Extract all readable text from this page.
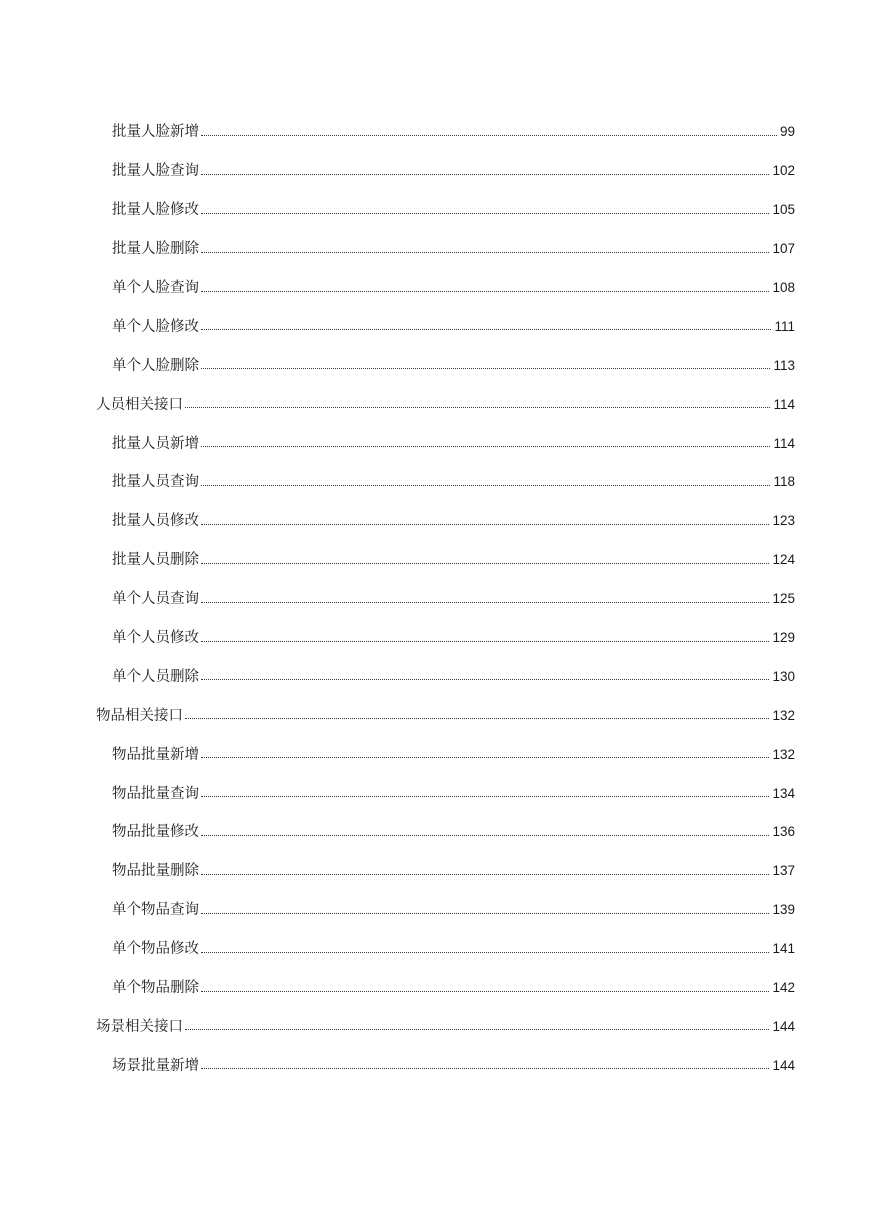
批量人脸新增	99
批量人脸查询	102
批量人脸修改	105
批量人脸删除	107
单个人脸查询	108
单个人脸修改	111
单个人脸删除	113
人员相关接口	114
批量人员新增	114
批量人员查询	118
批量人员修改	123
批量人员删除	124
单个人员查询	125
单个人员修改	129
单个人员删除	130
物品相关接口	132
物品批量新增	132
物品批量查询	134
物品批量修改	136
物品批量删除	137
单个物品查询	139
单个物品修改	141
单个物品删除	142
场景相关接口	144
场景批量新增	144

# # # #

Transcribe the records above exactly, omitting every picture they contain.

RESULT OF THIS EXERCISE:
Extract all readable text from this page.
批量人脸新增	99
批量人脸查询	102
批量人脸修改	105
批量人脸删除	107
单个人脸查询	108
单个人脸修改	111
单个人脸删除	113
人员相关接口	114
批量人员新增	114
批量人员查询	118
批量人员修改	123
批量人员删除	124
单个人员查询	125
单个人员修改	129
单个人员删除	130
物品相关接口	132
物品批量新增	132
物品批量查询	134
物品批量修改	136
物品批量删除	137
单个物品查询	139
单个物品修改	141
单个物品删除	142
场景相关接口	144
场景批量新增	144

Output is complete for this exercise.